Set task: All the data below goes into the copy word for word, but the pictures don't.
···
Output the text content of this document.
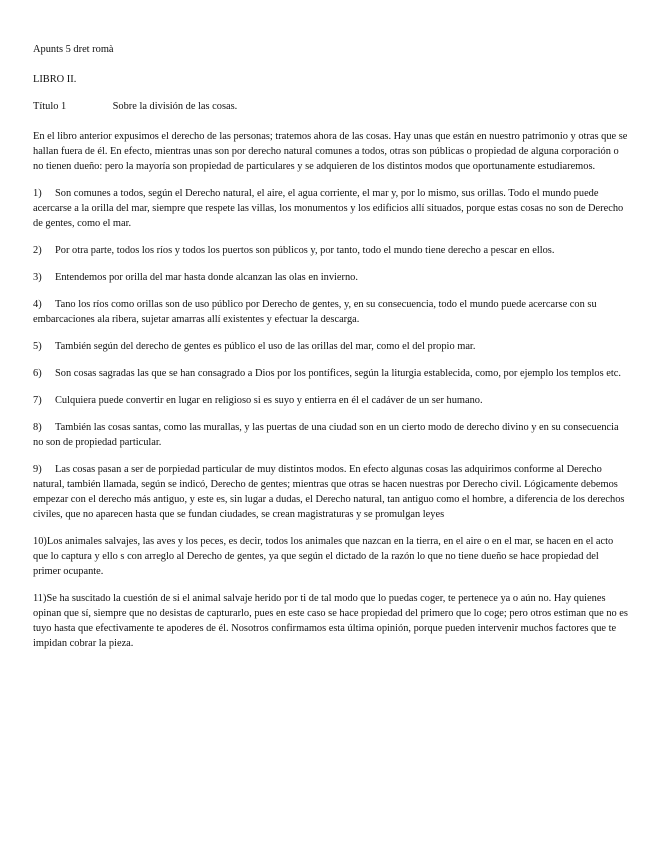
Apunts 5 dret romà
LIBRO II.
Título 1	Sobre la división de las cosas.

En el libro anterior expusimos el derecho de las personas; tratemos ahora de las cosas. Hay unas que están en nuestro patrimonio y otras que se hallan fuera de él. En efecto, mientras unas son por derecho natural comunes a todos, otras son públicas o propiedad de alguna corporación o no tienen dueño: pero la mayoría son propiedad de particulares y se adquieren de los distintos modos que oportunamente estudiaremos.

1) Son comunes a todos, según el Derecho natural, el aire, el agua corriente, el mar y, por lo mismo, sus orillas. Todo el mundo puede acercarse a la orilla del mar, siempre que respete las villas, los monumentos y los edificios allí situados, porque estas cosas no son de Derecho de gentes, como el mar.

2) Por otra parte, todos los ríos y todos los puertos son públicos y, por tanto, todo el mundo tiene derecho a pescar en ellos.

3) Entendemos por orilla del mar hasta donde alcanzan las olas en invierno.

4) Tano los ríos como orillas son de uso público por Derecho de gentes, y, en su consecuencia, todo el mundo puede acercarse con su embarcaciones ala ribera, sujetar amarras allí existentes y efectuar la descarga.

5) También según del derecho de gentes es público el uso de las orillas del mar, como el del propio mar.

6) Son cosas sagradas las que se han consagrado a Dios por los pontífices, según la liturgia establecida, como, por ejemplo los templos etc.

7) Culquiera puede convertir en lugar en religioso si es suyo y entierra en él el cadáver de un ser humano.

8) También las cosas santas, como las murallas, y las puertas de una ciudad son en un cierto modo de derecho divino y en su consecuencia no son de propiedad particular.

9) Las cosas pasan a ser de porpiedad particular de muy distintos modos. En efecto algunas cosas las adquirimos conforme al Derecho natural, también llamada, según se indicó, Derecho de gentes; mientras que otras se hacen nuestras por Derecho civil. Lógicamente debemos empezar con el derecho más antiguo, y este es, sin lugar a dudas, el Derecho natural, tan antiguo como el hombre, a diferencia de los derechos civiles, que no aparecen hasta que se fundan ciudades, se crean magistraturas y se promulgan leyes

10)Los animales salvajes, las aves y los peces, es decir, todos los animales que nazcan en la tierra, en el aire o en el mar, se hacen en el acto que lo captura y ello s con arreglo al Derecho de gentes, ya que según el dictado de la razón lo que no tiene dueño se hace propiedad del primer ocupante.

11)Se ha suscitado la cuestión de si el animal salvaje herido por ti de tal modo que lo puedas coger, te pertenece ya o aún no. Hay quienes opinan que sí, siempre que no desistas de capturarlo, pues en este caso se hace propiedad del primero que lo coge; pero otros estiman que no es tuyo hasta que efectivamente te apoderes de él. Nosotros confirmamos esta última opinión, porque pueden intervenir muchos factores que te impidan cobrar la pieza.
···
The reply:
Output the text content of this document.
Apunts 5 dret romà
LIBRO II.
Título 1	Sobre la división de las cosas.

En el libro anterior expusimos el derecho de las personas; tratemos ahora de las cosas. Hay unas que están en nuestro patrimonio y otras que se hallan fuera de él. En efecto, mientras unas son por derecho natural comunes a todos, otras son públicas o propiedad de alguna corporación o no tienen dueño: pero la mayoría son propiedad de particulares y se adquieren de los distintos modos que oportunamente estudiaremos.

1) Son comunes a todos, según el Derecho natural, el aire, el agua corriente, el mar y, por lo mismo, sus orillas. Todo el mundo puede acercarse a la orilla del mar, siempre que respete las villas, los monumentos y los edificios allí situados, porque estas cosas no son de Derecho de gentes, como el mar.

2) Por otra parte, todos los ríos y todos los puertos son públicos y, por tanto, todo el mundo tiene derecho a pescar en ellos.

3) Entendemos por orilla del mar hasta donde alcanzan las olas en invierno.

4) Tano los ríos como orillas son de uso público por Derecho de gentes, y, en su consecuencia, todo el mundo puede acercarse con su embarcaciones ala ribera, sujetar amarras allí existentes y efectuar la descarga.

5) También según del derecho de gentes es público el uso de las orillas del mar, como el del propio mar.

6) Son cosas sagradas las que se han consagrado a Dios por los pontífices, según la liturgia establecida, como, por ejemplo los templos etc.

7) Culquiera puede convertir en lugar en religioso si es suyo y entierra en él el cadáver de un ser humano.

8) También las cosas santas, como las murallas, y las puertas de una ciudad son en un cierto modo de derecho divino y en su consecuencia no son de propiedad particular.

9) Las cosas pasan a ser de porpiedad particular de muy distintos modos. En efecto algunas cosas las adquirimos conforme al Derecho natural, también llamada, según se indicó, Derecho de gentes; mientras que otras se hacen nuestras por Derecho civil. Lógicamente debemos empezar con el derecho más antiguo, y este es, sin lugar a dudas, el Derecho natural, tan antiguo como el hombre, a diferencia de los derechos civiles, que no aparecen hasta que se fundan ciudades, se crean magistraturas y se promulgan leyes

10)Los animales salvajes, las aves y los peces, es decir, todos los animales que nazcan en la tierra, en el aire o en el mar, se hacen en el acto que lo captura y ello s con arreglo al Derecho de gentes, ya que según el dictado de la razón lo que no tiene dueño se hace propiedad del primer ocupante.

11)Se ha suscitado la cuestión de si el animal salvaje herido por ti de tal modo que lo puedas coger, te pertenece ya o aún no. Hay quienes opinan que sí, siempre que no desistas de capturarlo, pues en este caso se hace propiedad del primero que lo coge; pero otros estiman que no es tuyo hasta que efectivamente te apoderes de él. Nosotros confirmamos esta última opinión, porque pueden intervenir muchos factores que te impidan cobrar la pieza.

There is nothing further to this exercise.